=== ACTIVIDADES PROPUESTAS ===
A. Según el texto, ¿por qué medio únicamente se puede permanecer en Jesús?
B. Copia literalmente el pasaje del texto que se abre con las palabras “5. Tal como” y se cierra con “medio de la fe.”.

=== TEXTO ===
5. Tal como viniste a Él, por la fe

“Así como recibisteis al Señor Jesucristo, andad en él: arraigados y sobreedificados en él, y confirmados en la fe, abundando en acción de gracias.” —Colosenses 2:6-7

EN ESTAS palabras, el apóstol nos enseña una lección importante: no solo es por la fe que venimos por primera vez a Cristo y nos unimos a Él, sino que también es por la fe que debemos estar arraigados y establecidos en nuestra unión con Cristo. La fe es tan esencial para el avance de la vida espiritual como lo es para su comienzo. Permanecer en Jesús solo puede ser por medio de la fe.

=== FILAS EXTRAÍDAS ===
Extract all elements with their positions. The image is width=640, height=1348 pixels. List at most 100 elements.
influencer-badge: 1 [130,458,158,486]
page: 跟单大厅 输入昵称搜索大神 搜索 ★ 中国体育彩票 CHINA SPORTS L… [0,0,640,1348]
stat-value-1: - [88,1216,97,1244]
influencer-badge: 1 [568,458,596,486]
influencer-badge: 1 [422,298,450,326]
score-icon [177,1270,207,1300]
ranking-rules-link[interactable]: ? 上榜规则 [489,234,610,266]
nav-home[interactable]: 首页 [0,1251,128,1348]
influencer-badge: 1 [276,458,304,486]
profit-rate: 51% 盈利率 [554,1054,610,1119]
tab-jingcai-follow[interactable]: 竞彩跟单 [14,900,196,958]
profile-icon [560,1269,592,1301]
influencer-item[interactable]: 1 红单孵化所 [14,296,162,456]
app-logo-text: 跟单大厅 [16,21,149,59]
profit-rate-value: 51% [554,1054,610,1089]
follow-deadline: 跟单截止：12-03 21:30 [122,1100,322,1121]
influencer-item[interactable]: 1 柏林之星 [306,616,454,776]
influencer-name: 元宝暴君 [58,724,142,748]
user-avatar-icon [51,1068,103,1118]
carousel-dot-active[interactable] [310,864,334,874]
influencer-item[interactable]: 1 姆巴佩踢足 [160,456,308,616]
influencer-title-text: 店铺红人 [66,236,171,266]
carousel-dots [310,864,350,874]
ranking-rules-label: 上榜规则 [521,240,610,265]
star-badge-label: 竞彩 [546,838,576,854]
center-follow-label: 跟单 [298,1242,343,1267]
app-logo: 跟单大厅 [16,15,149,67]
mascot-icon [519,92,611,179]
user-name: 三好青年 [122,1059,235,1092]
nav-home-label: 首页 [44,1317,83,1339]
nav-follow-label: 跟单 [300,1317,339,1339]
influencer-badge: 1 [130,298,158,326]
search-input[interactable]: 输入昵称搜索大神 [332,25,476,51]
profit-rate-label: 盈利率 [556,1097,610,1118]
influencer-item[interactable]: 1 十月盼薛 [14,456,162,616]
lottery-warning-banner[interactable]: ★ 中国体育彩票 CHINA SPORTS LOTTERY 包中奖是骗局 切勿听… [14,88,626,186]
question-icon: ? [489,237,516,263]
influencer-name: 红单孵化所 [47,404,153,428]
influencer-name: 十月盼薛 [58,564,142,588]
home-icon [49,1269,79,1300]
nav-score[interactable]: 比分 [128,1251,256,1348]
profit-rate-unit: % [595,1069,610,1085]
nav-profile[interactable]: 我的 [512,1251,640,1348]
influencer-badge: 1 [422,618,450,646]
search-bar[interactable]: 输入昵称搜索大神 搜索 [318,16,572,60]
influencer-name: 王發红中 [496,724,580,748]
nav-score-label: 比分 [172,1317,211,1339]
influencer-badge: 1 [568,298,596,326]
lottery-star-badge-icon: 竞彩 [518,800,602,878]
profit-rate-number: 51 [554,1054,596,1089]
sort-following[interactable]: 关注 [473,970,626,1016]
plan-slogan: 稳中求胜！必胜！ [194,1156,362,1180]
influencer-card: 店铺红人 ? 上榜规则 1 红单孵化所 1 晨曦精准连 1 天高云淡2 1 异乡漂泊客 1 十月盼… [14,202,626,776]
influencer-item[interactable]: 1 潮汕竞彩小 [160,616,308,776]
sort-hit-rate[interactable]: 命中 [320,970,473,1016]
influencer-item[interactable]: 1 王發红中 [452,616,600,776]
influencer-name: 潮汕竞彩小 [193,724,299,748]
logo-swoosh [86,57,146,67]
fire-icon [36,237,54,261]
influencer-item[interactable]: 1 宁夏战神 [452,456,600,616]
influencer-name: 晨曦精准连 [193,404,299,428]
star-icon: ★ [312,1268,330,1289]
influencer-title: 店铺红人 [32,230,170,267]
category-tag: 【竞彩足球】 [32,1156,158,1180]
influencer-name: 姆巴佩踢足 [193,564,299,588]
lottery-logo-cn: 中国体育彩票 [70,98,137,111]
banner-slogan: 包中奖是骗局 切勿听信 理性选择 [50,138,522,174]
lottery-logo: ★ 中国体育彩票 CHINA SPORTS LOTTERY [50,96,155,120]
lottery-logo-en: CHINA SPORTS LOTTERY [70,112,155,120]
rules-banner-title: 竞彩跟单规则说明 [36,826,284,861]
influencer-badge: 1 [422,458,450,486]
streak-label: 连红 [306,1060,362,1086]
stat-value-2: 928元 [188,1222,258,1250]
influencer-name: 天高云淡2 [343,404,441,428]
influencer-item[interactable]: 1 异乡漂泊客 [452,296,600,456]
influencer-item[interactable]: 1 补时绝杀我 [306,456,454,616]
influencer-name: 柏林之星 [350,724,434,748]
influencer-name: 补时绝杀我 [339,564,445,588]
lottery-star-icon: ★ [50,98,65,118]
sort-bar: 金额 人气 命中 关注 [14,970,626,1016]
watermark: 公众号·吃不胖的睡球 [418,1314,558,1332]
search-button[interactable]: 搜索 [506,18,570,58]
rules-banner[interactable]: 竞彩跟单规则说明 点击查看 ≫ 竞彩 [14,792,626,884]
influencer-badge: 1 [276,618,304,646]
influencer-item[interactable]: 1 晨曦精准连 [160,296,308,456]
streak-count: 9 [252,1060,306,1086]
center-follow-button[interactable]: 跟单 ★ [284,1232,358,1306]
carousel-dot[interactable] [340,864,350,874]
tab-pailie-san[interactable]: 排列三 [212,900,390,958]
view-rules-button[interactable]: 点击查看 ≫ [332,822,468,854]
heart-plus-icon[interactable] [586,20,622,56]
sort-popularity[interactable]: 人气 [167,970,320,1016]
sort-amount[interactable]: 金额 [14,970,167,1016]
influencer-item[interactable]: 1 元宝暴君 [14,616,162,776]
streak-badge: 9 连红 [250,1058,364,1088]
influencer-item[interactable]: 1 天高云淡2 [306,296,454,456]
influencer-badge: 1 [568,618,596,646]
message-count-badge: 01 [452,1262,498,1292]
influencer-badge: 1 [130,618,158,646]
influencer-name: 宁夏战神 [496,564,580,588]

=== SOLUCIONES DEL EJERCICIO ===
A. Solo por medio de la fe.

B.
5. Tal como viniste a Él, por la fe

“Así como recibisteis al Señor Jesucristo, andad en él: arraigados y sobreedificados en él, y confirmados en la fe, abundando en acción de gracias.” —Colosenses 2:6-7

EN ESTAS palabras, el apóstol nos enseña una lección importante: no solo es por la fe que venimos por primera vez a Cristo y nos unimos a Él, sino que también es por la fe que debemos estar arraigados y establecidos en nuestra unión con Cristo. La fe es tan esencial para el avance de la vida espiritual como lo es para su comienzo. Permanecer en Jesús solo puede ser por medio de la fe.